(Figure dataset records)

==================================================

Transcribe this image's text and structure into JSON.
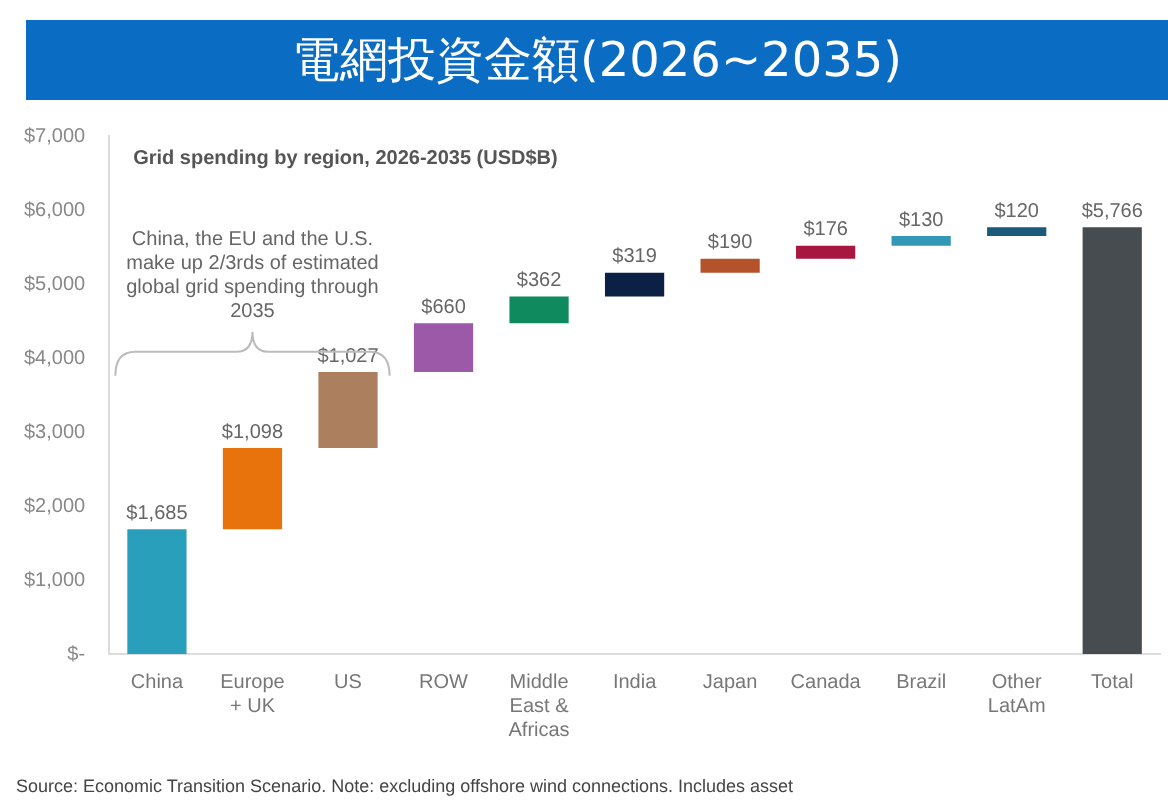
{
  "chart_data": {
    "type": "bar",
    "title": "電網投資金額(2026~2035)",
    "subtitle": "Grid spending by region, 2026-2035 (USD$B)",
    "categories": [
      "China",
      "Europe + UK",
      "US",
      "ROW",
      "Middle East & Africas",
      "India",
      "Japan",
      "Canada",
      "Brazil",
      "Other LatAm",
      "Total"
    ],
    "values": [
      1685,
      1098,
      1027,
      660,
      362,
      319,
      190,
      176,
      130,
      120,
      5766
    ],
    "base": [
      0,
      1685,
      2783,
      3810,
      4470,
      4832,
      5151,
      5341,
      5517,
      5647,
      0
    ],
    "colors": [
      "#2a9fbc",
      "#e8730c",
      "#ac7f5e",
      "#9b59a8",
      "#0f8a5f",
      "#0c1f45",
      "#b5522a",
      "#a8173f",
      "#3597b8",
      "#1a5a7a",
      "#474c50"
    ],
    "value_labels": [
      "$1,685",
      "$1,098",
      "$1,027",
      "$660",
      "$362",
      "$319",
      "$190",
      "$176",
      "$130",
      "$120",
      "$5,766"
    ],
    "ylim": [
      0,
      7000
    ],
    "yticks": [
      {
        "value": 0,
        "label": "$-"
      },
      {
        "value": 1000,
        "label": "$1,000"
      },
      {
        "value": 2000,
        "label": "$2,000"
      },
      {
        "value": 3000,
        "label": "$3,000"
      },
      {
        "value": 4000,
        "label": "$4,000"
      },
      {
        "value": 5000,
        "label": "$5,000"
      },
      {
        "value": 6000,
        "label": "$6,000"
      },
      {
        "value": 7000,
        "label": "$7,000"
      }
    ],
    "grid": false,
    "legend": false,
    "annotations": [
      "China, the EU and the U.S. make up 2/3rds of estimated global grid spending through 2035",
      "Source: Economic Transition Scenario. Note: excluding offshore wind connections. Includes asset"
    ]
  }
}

==================================================

=== Instruction ===
Strip out the images, then output the records above word for word.

=== The output ===
Transcribe this image's text and structure into JSON.
{
  "chart_data": {
    "type": "bar",
    "title": "電網投資金額(2026~2035)",
    "subtitle": "Grid spending by region, 2026-2035 (USD$B)",
    "categories": [
      "China",
      "Europe + UK",
      "US",
      "ROW",
      "Middle East & Africas",
      "India",
      "Japan",
      "Canada",
      "Brazil",
      "Other LatAm",
      "Total"
    ],
    "values": [
      1685,
      1098,
      1027,
      660,
      362,
      319,
      190,
      176,
      130,
      120,
      5766
    ],
    "base": [
      0,
      1685,
      2783,
      3810,
      4470,
      4832,
      5151,
      5341,
      5517,
      5647,
      0
    ],
    "colors": [
      "#2a9fbc",
      "#e8730c",
      "#ac7f5e",
      "#9b59a8",
      "#0f8a5f",
      "#0c1f45",
      "#b5522a",
      "#a8173f",
      "#3597b8",
      "#1a5a7a",
      "#474c50"
    ],
    "value_labels": [
      "$1,685",
      "$1,098",
      "$1,027",
      "$660",
      "$362",
      "$319",
      "$190",
      "$176",
      "$130",
      "$120",
      "$5,766"
    ],
    "ylim": [
      0,
      7000
    ],
    "yticks": [
      {
        "value": 0,
        "label": "$-"
      },
      {
        "value": 1000,
        "label": "$1,000"
      },
      {
        "value": 2000,
        "label": "$2,000"
      },
      {
        "value": 3000,
        "label": "$3,000"
      },
      {
        "value": 4000,
        "label": "$4,000"
      },
      {
        "value": 5000,
        "label": "$5,000"
      },
      {
        "value": 6000,
        "label": "$6,000"
      },
      {
        "value": 7000,
        "label": "$7,000"
      }
    ],
    "grid": false,
    "legend": false,
    "annotations": [
      "China, the EU and the U.S. make up 2/3rds of estimated global grid spending through 2035",
      "Source: Economic Transition Scenario. Note: excluding offshore wind connections. Includes asset"
    ]
  }
}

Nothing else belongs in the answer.